- Task -
Exact repetition of every entry is required.

═══ Exercise input

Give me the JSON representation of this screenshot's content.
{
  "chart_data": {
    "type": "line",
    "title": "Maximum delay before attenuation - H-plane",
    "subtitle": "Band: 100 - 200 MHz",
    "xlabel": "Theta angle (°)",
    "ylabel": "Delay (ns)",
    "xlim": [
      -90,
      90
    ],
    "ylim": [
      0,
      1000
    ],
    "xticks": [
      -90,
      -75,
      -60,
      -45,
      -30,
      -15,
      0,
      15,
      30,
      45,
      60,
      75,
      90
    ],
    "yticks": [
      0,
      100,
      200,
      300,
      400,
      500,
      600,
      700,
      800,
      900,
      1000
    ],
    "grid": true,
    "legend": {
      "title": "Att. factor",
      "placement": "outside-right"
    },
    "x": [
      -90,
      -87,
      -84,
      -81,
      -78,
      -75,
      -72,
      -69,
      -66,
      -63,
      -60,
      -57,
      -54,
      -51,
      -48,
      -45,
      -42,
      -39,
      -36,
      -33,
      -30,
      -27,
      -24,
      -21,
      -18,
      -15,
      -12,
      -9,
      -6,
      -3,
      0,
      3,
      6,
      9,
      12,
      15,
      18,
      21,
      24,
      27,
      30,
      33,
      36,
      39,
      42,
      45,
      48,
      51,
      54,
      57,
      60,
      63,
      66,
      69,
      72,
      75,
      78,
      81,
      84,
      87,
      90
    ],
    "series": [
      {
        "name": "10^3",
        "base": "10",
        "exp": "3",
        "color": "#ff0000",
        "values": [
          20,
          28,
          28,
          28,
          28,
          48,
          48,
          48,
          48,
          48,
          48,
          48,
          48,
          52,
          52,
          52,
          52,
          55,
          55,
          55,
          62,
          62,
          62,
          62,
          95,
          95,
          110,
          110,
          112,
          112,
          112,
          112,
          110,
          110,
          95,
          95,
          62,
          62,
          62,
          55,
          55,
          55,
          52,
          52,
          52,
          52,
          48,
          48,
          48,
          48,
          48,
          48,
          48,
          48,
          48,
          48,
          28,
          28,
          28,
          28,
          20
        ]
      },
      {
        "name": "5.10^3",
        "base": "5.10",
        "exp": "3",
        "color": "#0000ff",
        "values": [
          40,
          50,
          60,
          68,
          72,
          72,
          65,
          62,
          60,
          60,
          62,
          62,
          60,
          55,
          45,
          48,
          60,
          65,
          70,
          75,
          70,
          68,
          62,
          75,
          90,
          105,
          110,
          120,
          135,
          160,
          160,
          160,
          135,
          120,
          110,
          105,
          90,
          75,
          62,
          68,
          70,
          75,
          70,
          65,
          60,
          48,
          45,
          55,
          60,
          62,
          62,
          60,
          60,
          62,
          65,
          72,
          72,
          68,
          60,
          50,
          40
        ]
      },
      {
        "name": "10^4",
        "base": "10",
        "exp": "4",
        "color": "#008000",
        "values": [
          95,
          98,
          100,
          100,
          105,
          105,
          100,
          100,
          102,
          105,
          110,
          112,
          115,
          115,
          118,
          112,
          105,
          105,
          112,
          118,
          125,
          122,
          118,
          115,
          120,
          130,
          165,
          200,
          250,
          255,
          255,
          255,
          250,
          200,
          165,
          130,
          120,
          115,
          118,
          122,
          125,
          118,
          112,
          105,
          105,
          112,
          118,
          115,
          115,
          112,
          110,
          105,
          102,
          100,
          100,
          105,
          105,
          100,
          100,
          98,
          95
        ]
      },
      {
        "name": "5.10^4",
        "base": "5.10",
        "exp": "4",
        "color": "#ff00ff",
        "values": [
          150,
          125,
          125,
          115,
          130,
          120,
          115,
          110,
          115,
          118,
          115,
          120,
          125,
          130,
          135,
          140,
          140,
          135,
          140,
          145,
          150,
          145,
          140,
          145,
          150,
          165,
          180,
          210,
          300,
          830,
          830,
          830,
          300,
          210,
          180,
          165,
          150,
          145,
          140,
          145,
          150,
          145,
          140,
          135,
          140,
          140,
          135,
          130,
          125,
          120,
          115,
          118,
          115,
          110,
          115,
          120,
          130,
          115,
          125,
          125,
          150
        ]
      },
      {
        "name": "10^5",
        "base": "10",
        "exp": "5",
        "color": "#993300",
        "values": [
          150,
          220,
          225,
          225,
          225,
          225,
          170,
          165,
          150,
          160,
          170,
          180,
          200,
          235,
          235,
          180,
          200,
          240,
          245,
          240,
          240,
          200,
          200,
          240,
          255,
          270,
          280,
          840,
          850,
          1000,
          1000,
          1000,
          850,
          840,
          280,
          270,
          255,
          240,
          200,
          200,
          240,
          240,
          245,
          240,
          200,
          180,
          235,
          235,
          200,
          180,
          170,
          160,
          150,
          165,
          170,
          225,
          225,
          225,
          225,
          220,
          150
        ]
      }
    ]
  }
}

══════

- Response below -
Give me the JSON representation of this screenshot's content.
{
  "chart_data": {
    "type": "line",
    "title": "Maximum delay before attenuation - H-plane",
    "subtitle": "Band: 100 - 200 MHz",
    "xlabel": "Theta angle (°)",
    "ylabel": "Delay (ns)",
    "xlim": [
      -90,
      90
    ],
    "ylim": [
      0,
      1000
    ],
    "xticks": [
      -90,
      -75,
      -60,
      -45,
      -30,
      -15,
      0,
      15,
      30,
      45,
      60,
      75,
      90
    ],
    "yticks": [
      0,
      100,
      200,
      300,
      400,
      500,
      600,
      700,
      800,
      900,
      1000
    ],
    "grid": true,
    "legend": {
      "title": "Att. factor",
      "placement": "outside-right"
    },
    "x": [
      -90,
      -87,
      -84,
      -81,
      -78,
      -75,
      -72,
      -69,
      -66,
      -63,
      -60,
      -57,
      -54,
      -51,
      -48,
      -45,
      -42,
      -39,
      -36,
      -33,
      -30,
      -27,
      -24,
      -21,
      -18,
      -15,
      -12,
      -9,
      -6,
      -3,
      0,
      3,
      6,
      9,
      12,
      15,
      18,
      21,
      24,
      27,
      30,
      33,
      36,
      39,
      42,
      45,
      48,
      51,
      54,
      57,
      60,
      63,
      66,
      69,
      72,
      75,
      78,
      81,
      84,
      87,
      90
    ],
    "series": [
      {
        "name": "10^3",
        "base": "10",
        "exp": "3",
        "color": "#ff0000",
        "values": [
          20,
          28,
          28,
          28,
          28,
          48,
          48,
          48,
          48,
          48,
          48,
          48,
          48,
          52,
          52,
          52,
          52,
          55,
          55,
          55,
          62,
          62,
          62,
          62,
          95,
          95,
          110,
          110,
          112,
          112,
          112,
          112,
          110,
          110,
          95,
          95,
          62,
          62,
          62,
          55,
          55,
          55,
          52,
          52,
          52,
          52,
          48,
          48,
          48,
          48,
          48,
          48,
          48,
          48,
          48,
          48,
          28,
          28,
          28,
          28,
          20
        ]
      },
      {
        "name": "5.10^3",
        "base": "5.10",
        "exp": "3",
        "color": "#0000ff",
        "values": [
          40,
          50,
          60,
          68,
          72,
          72,
          65,
          62,
          60,
          60,
          62,
          62,
          60,
          55,
          45,
          48,
          60,
          65,
          70,
          75,
          70,
          68,
          62,
          75,
          90,
          105,
          110,
          120,
          135,
          160,
          160,
          160,
          135,
          120,
          110,
          105,
          90,
          75,
          62,
          68,
          70,
          75,
          70,
          65,
          60,
          48,
          45,
          55,
          60,
          62,
          62,
          60,
          60,
          62,
          65,
          72,
          72,
          68,
          60,
          50,
          40
        ]
      },
      {
        "name": "10^4",
        "base": "10",
        "exp": "4",
        "color": "#008000",
        "values": [
          95,
          98,
          100,
          100,
          105,
          105,
          100,
          100,
          102,
          105,
          110,
          112,
          115,
          115,
          118,
          112,
          105,
          105,
          112,
          118,
          125,
          122,
          118,
          115,
          120,
          130,
          165,
          200,
          250,
          255,
          255,
          255,
          250,
          200,
          165,
          130,
          120,
          115,
          118,
          122,
          125,
          118,
          112,
          105,
          105,
          112,
          118,
          115,
          115,
          112,
          110,
          105,
          102,
          100,
          100,
          105,
          105,
          100,
          100,
          98,
          95
        ]
      },
      {
        "name": "5.10^4",
        "base": "5.10",
        "exp": "4",
        "color": "#ff00ff",
        "values": [
          150,
          125,
          125,
          115,
          130,
          120,
          115,
          110,
          115,
          118,
          115,
          120,
          125,
          130,
          135,
          140,
          140,
          135,
          140,
          145,
          150,
          145,
          140,
          145,
          150,
          165,
          180,
          210,
          300,
          830,
          830,
          830,
          300,
          210,
          180,
          165,
          150,
          145,
          140,
          145,
          150,
          145,
          140,
          135,
          140,
          140,
          135,
          130,
          125,
          120,
          115,
          118,
          115,
          110,
          115,
          120,
          130,
          115,
          125,
          125,
          150
        ]
      },
      {
        "name": "10^5",
        "base": "10",
        "exp": "5",
        "color": "#993300",
        "values": [
          150,
          220,
          225,
          225,
          225,
          225,
          170,
          165,
          150,
          160,
          170,
          180,
          200,
          235,
          235,
          180,
          200,
          240,
          245,
          240,
          240,
          200,
          200,
          240,
          255,
          270,
          280,
          840,
          850,
          1000,
          1000,
          1000,
          850,
          840,
          280,
          270,
          255,
          240,
          200,
          200,
          240,
          240,
          245,
          240,
          200,
          180,
          235,
          235,
          200,
          180,
          170,
          160,
          150,
          165,
          170,
          225,
          225,
          225,
          225,
          220,
          150
        ]
      }
    ]
  }
}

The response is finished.